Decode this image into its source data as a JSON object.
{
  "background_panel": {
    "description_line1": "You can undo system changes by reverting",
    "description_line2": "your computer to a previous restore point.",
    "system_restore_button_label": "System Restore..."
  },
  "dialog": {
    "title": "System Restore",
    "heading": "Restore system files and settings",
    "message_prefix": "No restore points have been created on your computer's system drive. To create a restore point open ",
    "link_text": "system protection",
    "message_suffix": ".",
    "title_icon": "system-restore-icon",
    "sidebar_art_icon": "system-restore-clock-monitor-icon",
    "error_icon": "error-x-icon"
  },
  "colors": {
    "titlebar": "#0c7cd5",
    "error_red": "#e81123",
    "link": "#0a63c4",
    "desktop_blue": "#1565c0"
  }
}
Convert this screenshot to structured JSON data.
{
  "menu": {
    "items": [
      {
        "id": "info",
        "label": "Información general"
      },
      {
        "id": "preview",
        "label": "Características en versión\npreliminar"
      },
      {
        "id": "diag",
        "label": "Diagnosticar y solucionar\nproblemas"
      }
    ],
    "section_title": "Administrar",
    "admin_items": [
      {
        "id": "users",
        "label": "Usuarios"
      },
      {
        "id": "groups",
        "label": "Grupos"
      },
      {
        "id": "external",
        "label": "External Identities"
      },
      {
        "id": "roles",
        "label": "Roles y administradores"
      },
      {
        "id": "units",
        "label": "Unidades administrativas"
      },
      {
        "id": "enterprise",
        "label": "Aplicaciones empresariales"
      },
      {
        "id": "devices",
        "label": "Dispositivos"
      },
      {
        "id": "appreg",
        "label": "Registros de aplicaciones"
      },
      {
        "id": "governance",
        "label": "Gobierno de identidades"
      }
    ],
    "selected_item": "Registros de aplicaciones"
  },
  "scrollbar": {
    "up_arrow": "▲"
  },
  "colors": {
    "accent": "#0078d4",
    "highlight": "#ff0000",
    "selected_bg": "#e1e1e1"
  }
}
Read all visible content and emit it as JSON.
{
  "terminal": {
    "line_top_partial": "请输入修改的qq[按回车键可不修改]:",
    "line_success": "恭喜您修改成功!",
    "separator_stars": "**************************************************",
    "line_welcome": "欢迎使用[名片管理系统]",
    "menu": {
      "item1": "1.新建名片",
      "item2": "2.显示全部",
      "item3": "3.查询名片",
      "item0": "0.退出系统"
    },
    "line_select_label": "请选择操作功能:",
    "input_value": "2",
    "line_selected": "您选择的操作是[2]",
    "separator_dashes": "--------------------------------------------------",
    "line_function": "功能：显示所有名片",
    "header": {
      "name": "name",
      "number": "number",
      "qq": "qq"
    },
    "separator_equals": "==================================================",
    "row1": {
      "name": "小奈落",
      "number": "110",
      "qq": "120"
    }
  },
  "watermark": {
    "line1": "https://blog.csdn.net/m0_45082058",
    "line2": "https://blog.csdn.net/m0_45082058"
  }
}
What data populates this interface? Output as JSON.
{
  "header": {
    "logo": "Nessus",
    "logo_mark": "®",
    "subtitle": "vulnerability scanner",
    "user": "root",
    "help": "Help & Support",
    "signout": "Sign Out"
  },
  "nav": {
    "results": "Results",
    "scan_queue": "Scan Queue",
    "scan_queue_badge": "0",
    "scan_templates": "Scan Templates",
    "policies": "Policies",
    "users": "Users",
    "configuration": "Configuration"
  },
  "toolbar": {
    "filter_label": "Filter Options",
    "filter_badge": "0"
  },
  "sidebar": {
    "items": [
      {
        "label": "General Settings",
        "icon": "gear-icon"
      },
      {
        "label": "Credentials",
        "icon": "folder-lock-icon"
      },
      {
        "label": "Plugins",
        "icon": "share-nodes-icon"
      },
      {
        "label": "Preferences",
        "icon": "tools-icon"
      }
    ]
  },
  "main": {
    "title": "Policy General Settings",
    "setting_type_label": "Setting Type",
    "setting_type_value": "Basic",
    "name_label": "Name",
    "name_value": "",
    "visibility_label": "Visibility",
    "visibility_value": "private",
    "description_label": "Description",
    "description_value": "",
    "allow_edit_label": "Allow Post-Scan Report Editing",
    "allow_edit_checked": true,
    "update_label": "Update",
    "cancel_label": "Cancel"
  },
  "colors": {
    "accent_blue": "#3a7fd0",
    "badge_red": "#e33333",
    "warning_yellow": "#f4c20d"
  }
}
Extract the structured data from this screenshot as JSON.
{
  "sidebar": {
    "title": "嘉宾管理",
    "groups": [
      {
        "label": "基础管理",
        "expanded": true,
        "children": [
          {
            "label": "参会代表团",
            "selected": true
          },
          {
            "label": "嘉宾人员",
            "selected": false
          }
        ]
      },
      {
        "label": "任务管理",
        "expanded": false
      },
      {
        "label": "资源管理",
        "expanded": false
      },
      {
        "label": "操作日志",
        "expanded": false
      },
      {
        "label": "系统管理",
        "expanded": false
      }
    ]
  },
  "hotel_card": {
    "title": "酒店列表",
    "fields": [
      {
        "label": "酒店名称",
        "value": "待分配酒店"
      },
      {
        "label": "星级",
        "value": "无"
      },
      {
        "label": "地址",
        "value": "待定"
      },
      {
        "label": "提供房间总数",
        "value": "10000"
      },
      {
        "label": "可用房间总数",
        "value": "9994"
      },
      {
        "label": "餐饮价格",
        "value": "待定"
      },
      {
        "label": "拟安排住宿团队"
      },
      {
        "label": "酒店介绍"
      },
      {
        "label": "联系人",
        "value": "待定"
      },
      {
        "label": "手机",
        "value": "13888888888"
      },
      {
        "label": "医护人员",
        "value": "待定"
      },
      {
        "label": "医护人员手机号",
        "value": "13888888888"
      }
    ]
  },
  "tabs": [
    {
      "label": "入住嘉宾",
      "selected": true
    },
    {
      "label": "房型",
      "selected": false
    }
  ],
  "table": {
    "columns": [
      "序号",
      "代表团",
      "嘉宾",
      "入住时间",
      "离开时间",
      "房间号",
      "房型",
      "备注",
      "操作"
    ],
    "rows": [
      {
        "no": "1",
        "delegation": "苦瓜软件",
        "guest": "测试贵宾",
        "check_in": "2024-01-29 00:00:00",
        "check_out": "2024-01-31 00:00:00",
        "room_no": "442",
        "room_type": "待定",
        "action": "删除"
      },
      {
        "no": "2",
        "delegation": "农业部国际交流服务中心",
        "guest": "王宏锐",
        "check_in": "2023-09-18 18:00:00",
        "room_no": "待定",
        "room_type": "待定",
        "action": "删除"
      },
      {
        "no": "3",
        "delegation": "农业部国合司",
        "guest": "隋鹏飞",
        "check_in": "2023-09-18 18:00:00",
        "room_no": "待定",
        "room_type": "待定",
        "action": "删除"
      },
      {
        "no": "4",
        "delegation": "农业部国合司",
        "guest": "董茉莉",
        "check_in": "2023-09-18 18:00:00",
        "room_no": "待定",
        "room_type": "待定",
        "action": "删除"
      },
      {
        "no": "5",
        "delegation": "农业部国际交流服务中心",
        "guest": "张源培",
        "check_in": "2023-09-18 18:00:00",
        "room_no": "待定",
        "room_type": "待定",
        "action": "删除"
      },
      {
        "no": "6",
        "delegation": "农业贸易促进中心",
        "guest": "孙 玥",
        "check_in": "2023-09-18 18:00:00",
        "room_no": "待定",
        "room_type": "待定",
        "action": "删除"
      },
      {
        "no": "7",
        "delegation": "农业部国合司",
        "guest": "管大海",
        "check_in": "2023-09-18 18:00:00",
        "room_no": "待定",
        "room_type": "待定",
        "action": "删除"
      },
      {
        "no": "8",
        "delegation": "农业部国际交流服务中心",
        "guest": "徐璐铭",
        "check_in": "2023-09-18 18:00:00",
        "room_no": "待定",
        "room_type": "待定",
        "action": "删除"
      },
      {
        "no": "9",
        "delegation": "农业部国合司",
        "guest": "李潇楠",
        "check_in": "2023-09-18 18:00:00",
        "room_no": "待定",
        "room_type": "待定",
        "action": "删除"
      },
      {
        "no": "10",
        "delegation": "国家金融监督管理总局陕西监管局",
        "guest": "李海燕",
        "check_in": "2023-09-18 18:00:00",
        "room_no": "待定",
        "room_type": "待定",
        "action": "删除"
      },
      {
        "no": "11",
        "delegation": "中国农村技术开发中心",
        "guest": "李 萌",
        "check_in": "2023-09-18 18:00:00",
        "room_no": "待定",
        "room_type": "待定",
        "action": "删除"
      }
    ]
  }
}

::::

[Aim]
Look through the entries above for the word "blog". Copy every line where it shows up.

[Answer below]
    "line1": "https://blog.csdn.net/m0_45082058",
    "line2": "https://blog.csdn.net/m0_45082058"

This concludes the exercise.